━━━ Entries supplied ━━━

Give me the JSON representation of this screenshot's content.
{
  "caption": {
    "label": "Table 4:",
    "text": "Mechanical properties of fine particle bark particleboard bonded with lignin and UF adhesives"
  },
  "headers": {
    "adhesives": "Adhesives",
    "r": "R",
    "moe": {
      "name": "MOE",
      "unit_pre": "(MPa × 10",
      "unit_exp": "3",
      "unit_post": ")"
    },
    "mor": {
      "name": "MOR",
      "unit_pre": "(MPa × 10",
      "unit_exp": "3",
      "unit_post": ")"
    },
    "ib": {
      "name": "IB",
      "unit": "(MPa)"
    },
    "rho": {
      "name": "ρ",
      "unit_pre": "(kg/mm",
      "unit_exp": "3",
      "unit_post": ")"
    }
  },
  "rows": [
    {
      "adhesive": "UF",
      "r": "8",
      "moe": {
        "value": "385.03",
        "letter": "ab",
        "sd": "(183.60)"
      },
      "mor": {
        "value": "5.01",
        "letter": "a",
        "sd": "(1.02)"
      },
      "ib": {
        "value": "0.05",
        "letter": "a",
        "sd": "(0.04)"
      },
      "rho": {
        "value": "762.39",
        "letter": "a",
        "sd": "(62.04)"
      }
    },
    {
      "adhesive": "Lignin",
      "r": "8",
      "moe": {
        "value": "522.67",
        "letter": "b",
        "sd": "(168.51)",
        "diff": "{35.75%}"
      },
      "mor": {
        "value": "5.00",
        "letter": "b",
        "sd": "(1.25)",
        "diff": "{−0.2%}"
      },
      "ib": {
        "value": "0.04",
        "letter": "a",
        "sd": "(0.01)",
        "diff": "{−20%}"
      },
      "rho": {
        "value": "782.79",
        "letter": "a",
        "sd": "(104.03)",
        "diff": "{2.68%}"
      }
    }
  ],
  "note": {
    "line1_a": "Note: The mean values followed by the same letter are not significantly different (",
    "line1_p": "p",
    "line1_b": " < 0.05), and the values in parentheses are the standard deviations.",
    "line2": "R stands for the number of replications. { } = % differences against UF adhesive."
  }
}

━━━

### Written request
Without leaving anything out, give the entries again exactly.

### The completed task
Give me the JSON representation of this screenshot's content.
{
  "caption": {
    "label": "Table 4:",
    "text": "Mechanical properties of fine particle bark particleboard bonded with lignin and UF adhesives"
  },
  "headers": {
    "adhesives": "Adhesives",
    "r": "R",
    "moe": {
      "name": "MOE",
      "unit_pre": "(MPa × 10",
      "unit_exp": "3",
      "unit_post": ")"
    },
    "mor": {
      "name": "MOR",
      "unit_pre": "(MPa × 10",
      "unit_exp": "3",
      "unit_post": ")"
    },
    "ib": {
      "name": "IB",
      "unit": "(MPa)"
    },
    "rho": {
      "name": "ρ",
      "unit_pre": "(kg/mm",
      "unit_exp": "3",
      "unit_post": ")"
    }
  },
  "rows": [
    {
      "adhesive": "UF",
      "r": "8",
      "moe": {
        "value": "385.03",
        "letter": "ab",
        "sd": "(183.60)"
      },
      "mor": {
        "value": "5.01",
        "letter": "a",
        "sd": "(1.02)"
      },
      "ib": {
        "value": "0.05",
        "letter": "a",
        "sd": "(0.04)"
      },
      "rho": {
        "value": "762.39",
        "letter": "a",
        "sd": "(62.04)"
      }
    },
    {
      "adhesive": "Lignin",
      "r": "8",
      "moe": {
        "value": "522.67",
        "letter": "b",
        "sd": "(168.51)",
        "diff": "{35.75%}"
      },
      "mor": {
        "value": "5.00",
        "letter": "b",
        "sd": "(1.25)",
        "diff": "{−0.2%}"
      },
      "ib": {
        "value": "0.04",
        "letter": "a",
        "sd": "(0.01)",
        "diff": "{−20%}"
      },
      "rho": {
        "value": "782.79",
        "letter": "a",
        "sd": "(104.03)",
        "diff": "{2.68%}"
      }
    }
  ],
  "note": {
    "line1_a": "Note: The mean values followed by the same letter are not significantly different (",
    "line1_p": "p",
    "line1_b": " < 0.05), and the values in parentheses are the standard deviations.",
    "line2": "R stands for the number of replications. { } = % differences against UF adhesive."
  }
}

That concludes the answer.